◆ TASK
Repeat the records verbatim and leave the pictures out of your copy.

◆ DATASET ENTRIES
▬▬▬▬▬▬

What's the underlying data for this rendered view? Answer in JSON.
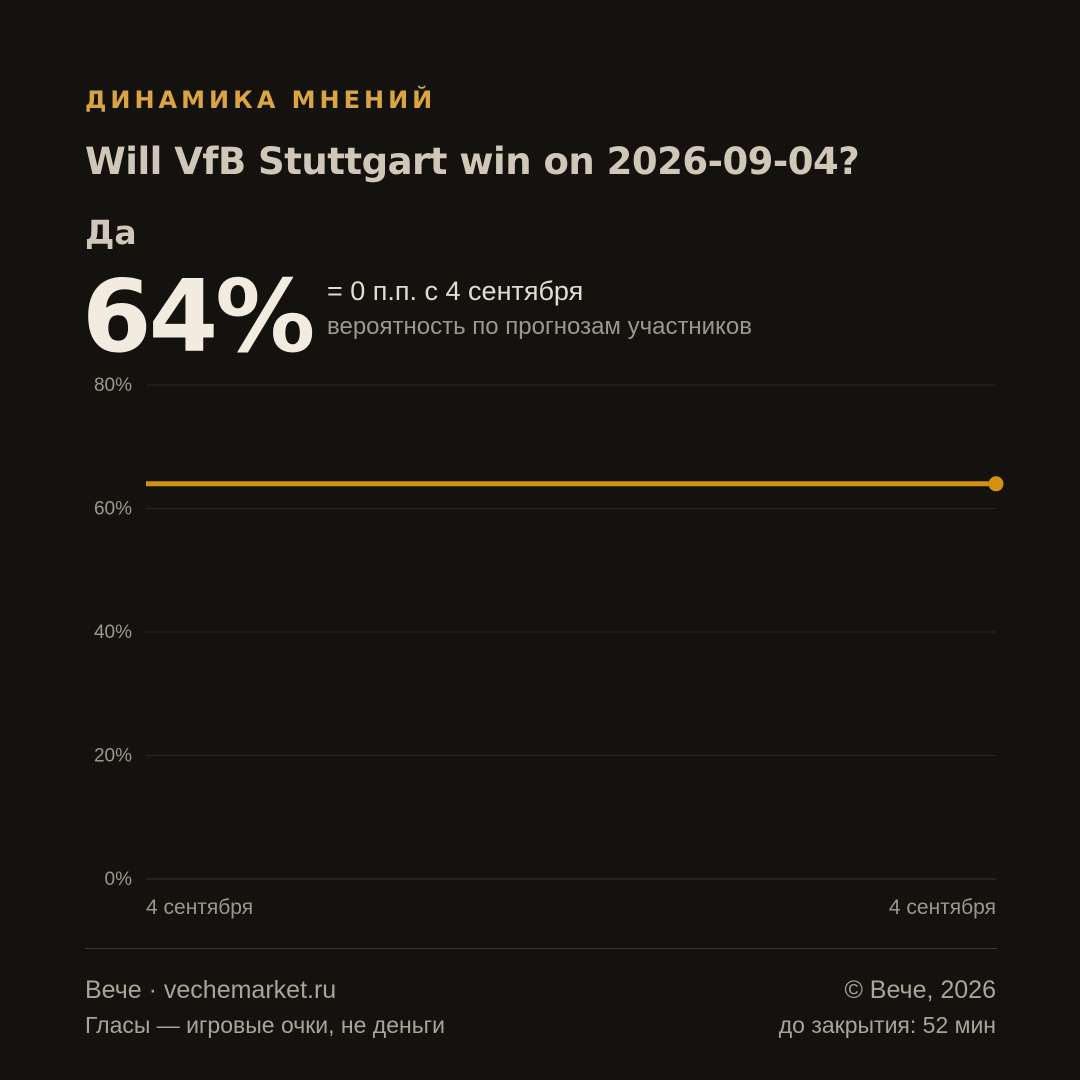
{
  "header": {
    "eyebrow": "ДИНАМИКА МНЕНИЙ",
    "question": "Will VfB Stuttgart win on 2026-09-04?",
    "outcome": "Да",
    "percent": "64%",
    "change": "= 0 п.п. с 4 сентября",
    "subtitle": "вероятность по прогнозам участников"
  },
  "chart_data": {
    "type": "line",
    "title": "",
    "xlabel": "",
    "ylabel": "",
    "ylim": [
      0,
      80
    ],
    "y_ticks": [
      "0%",
      "20%",
      "40%",
      "60%",
      "80%"
    ],
    "x_tick_labels": [
      "4 сентября",
      "4 сентября"
    ],
    "grid": true,
    "series": [
      {
        "values": [
          64,
          64
        ],
        "color": "#d4900f"
      }
    ]
  },
  "footer": {
    "brand": "Вече · vechemarket.ru",
    "disclaimer": "Гласы — игровые очки, не деньги",
    "copyright": "© Вече, 2026",
    "countdown": "до закрытия: 52 мин"
  },
  "colors": {
    "background": "#14120f",
    "accent": "#d9a441",
    "line": "#d4900f"
  }
}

▬▬▬▬▬▬

◆ EXPECTED OUTPUT
What's the underlying data for this rendered view? Answer in JSON.
{
  "header": {
    "eyebrow": "ДИНАМИКА МНЕНИЙ",
    "question": "Will VfB Stuttgart win on 2026-09-04?",
    "outcome": "Да",
    "percent": "64%",
    "change": "= 0 п.п. с 4 сентября",
    "subtitle": "вероятность по прогнозам участников"
  },
  "chart_data": {
    "type": "line",
    "title": "",
    "xlabel": "",
    "ylabel": "",
    "ylim": [
      0,
      80
    ],
    "y_ticks": [
      "0%",
      "20%",
      "40%",
      "60%",
      "80%"
    ],
    "x_tick_labels": [
      "4 сентября",
      "4 сентября"
    ],
    "grid": true,
    "series": [
      {
        "values": [
          64,
          64
        ],
        "color": "#d4900f"
      }
    ]
  },
  "footer": {
    "brand": "Вече · vechemarket.ru",
    "disclaimer": "Гласы — игровые очки, не деньги",
    "copyright": "© Вече, 2026",
    "countdown": "до закрытия: 52 мин"
  },
  "colors": {
    "background": "#14120f",
    "accent": "#d9a441",
    "line": "#d4900f"
  }
}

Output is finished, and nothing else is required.